Every record here needs to be written out again exactly.

[Stored data]
....................

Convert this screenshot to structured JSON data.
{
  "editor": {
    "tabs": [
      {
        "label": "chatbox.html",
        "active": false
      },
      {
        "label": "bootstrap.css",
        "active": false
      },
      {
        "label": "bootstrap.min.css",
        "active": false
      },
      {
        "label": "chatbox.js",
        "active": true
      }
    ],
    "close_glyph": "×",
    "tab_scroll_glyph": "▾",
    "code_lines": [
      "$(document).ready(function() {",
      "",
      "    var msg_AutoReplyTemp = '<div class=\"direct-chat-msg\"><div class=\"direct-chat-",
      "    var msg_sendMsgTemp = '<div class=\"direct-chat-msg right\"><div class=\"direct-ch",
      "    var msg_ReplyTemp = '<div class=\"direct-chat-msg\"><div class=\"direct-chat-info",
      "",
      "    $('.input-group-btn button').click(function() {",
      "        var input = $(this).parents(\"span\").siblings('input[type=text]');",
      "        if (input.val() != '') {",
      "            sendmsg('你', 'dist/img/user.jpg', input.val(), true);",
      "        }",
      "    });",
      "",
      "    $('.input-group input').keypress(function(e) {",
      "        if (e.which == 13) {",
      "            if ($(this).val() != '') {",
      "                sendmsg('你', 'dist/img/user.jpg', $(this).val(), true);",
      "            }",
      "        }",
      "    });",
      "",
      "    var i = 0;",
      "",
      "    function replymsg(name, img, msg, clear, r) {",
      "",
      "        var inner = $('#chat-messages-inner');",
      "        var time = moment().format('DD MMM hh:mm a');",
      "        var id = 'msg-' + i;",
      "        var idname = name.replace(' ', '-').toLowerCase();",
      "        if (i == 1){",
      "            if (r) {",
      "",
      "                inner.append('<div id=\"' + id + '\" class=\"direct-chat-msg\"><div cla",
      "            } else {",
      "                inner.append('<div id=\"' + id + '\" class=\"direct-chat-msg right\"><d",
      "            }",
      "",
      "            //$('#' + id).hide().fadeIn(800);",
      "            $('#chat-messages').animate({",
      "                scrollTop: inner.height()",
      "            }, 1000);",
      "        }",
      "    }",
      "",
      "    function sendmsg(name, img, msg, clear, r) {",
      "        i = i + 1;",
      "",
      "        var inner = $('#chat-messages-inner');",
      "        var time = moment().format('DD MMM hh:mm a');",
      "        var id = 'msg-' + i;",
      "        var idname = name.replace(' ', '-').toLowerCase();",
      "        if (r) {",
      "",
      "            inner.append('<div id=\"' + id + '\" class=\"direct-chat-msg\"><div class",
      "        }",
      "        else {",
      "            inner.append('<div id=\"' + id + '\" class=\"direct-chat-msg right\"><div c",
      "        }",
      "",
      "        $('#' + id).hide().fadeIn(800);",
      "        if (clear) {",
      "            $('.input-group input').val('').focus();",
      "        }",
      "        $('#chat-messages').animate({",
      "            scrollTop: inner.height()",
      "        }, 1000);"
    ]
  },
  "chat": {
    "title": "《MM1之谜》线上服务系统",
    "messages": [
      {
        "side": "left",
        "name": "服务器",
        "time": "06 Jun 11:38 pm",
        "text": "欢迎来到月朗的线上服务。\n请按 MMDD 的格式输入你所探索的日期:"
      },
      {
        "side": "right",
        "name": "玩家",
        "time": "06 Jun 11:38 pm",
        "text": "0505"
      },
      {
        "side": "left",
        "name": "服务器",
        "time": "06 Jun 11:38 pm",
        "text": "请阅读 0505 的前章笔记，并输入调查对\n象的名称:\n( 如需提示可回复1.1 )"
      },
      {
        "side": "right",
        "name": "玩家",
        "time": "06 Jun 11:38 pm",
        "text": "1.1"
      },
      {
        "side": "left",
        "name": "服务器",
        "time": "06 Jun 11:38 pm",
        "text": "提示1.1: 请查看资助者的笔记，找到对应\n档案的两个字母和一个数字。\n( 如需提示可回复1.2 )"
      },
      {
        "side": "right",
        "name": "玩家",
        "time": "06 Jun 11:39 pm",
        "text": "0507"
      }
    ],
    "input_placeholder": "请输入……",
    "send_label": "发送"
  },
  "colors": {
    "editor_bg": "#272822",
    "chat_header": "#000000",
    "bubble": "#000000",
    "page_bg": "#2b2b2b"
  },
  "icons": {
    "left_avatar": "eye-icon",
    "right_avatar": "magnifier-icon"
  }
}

....................

▶ [FINISHED ANSWER]:
Convert this screenshot to structured JSON data.
{
  "editor": {
    "tabs": [
      {
        "label": "chatbox.html",
        "active": false
      },
      {
        "label": "bootstrap.css",
        "active": false
      },
      {
        "label": "bootstrap.min.css",
        "active": false
      },
      {
        "label": "chatbox.js",
        "active": true
      }
    ],
    "close_glyph": "×",
    "tab_scroll_glyph": "▾",
    "code_lines": [
      "$(document).ready(function() {",
      "",
      "    var msg_AutoReplyTemp = '<div class=\"direct-chat-msg\"><div class=\"direct-chat-",
      "    var msg_sendMsgTemp = '<div class=\"direct-chat-msg right\"><div class=\"direct-ch",
      "    var msg_ReplyTemp = '<div class=\"direct-chat-msg\"><div class=\"direct-chat-info",
      "",
      "    $('.input-group-btn button').click(function() {",
      "        var input = $(this).parents(\"span\").siblings('input[type=text]');",
      "        if (input.val() != '') {",
      "            sendmsg('你', 'dist/img/user.jpg', input.val(), true);",
      "        }",
      "    });",
      "",
      "    $('.input-group input').keypress(function(e) {",
      "        if (e.which == 13) {",
      "            if ($(this).val() != '') {",
      "                sendmsg('你', 'dist/img/user.jpg', $(this).val(), true);",
      "            }",
      "        }",
      "    });",
      "",
      "    var i = 0;",
      "",
      "    function replymsg(name, img, msg, clear, r) {",
      "",
      "        var inner = $('#chat-messages-inner');",
      "        var time = moment().format('DD MMM hh:mm a');",
      "        var id = 'msg-' + i;",
      "        var idname = name.replace(' ', '-').toLowerCase();",
      "        if (i == 1){",
      "            if (r) {",
      "",
      "                inner.append('<div id=\"' + id + '\" class=\"direct-chat-msg\"><div cla",
      "            } else {",
      "                inner.append('<div id=\"' + id + '\" class=\"direct-chat-msg right\"><d",
      "            }",
      "",
      "            //$('#' + id).hide().fadeIn(800);",
      "            $('#chat-messages').animate({",
      "                scrollTop: inner.height()",
      "            }, 1000);",
      "        }",
      "    }",
      "",
      "    function sendmsg(name, img, msg, clear, r) {",
      "        i = i + 1;",
      "",
      "        var inner = $('#chat-messages-inner');",
      "        var time = moment().format('DD MMM hh:mm a');",
      "        var id = 'msg-' + i;",
      "        var idname = name.replace(' ', '-').toLowerCase();",
      "        if (r) {",
      "",
      "            inner.append('<div id=\"' + id + '\" class=\"direct-chat-msg\"><div class",
      "        }",
      "        else {",
      "            inner.append('<div id=\"' + id + '\" class=\"direct-chat-msg right\"><div c",
      "        }",
      "",
      "        $('#' + id).hide().fadeIn(800);",
      "        if (clear) {",
      "            $('.input-group input').val('').focus();",
      "        }",
      "        $('#chat-messages').animate({",
      "            scrollTop: inner.height()",
      "        }, 1000);"
    ]
  },
  "chat": {
    "title": "《MM1之谜》线上服务系统",
    "messages": [
      {
        "side": "left",
        "name": "服务器",
        "time": "06 Jun 11:38 pm",
        "text": "欢迎来到月朗的线上服务。\n请按 MMDD 的格式输入你所探索的日期:"
      },
      {
        "side": "right",
        "name": "玩家",
        "time": "06 Jun 11:38 pm",
        "text": "0505"
      },
      {
        "side": "left",
        "name": "服务器",
        "time": "06 Jun 11:38 pm",
        "text": "请阅读 0505 的前章笔记，并输入调查对\n象的名称:\n( 如需提示可回复1.1 )"
      },
      {
        "side": "right",
        "name": "玩家",
        "time": "06 Jun 11:38 pm",
        "text": "1.1"
      },
      {
        "side": "left",
        "name": "服务器",
        "time": "06 Jun 11:38 pm",
        "text": "提示1.1: 请查看资助者的笔记，找到对应\n档案的两个字母和一个数字。\n( 如需提示可回复1.2 )"
      },
      {
        "side": "right",
        "name": "玩家",
        "time": "06 Jun 11:39 pm",
        "text": "0507"
      }
    ],
    "input_placeholder": "请输入……",
    "send_label": "发送"
  },
  "colors": {
    "editor_bg": "#272822",
    "chat_header": "#000000",
    "bubble": "#000000",
    "page_bg": "#2b2b2b"
  },
  "icons": {
    "left_avatar": "eye-icon",
    "right_avatar": "magnifier-icon"
  }
}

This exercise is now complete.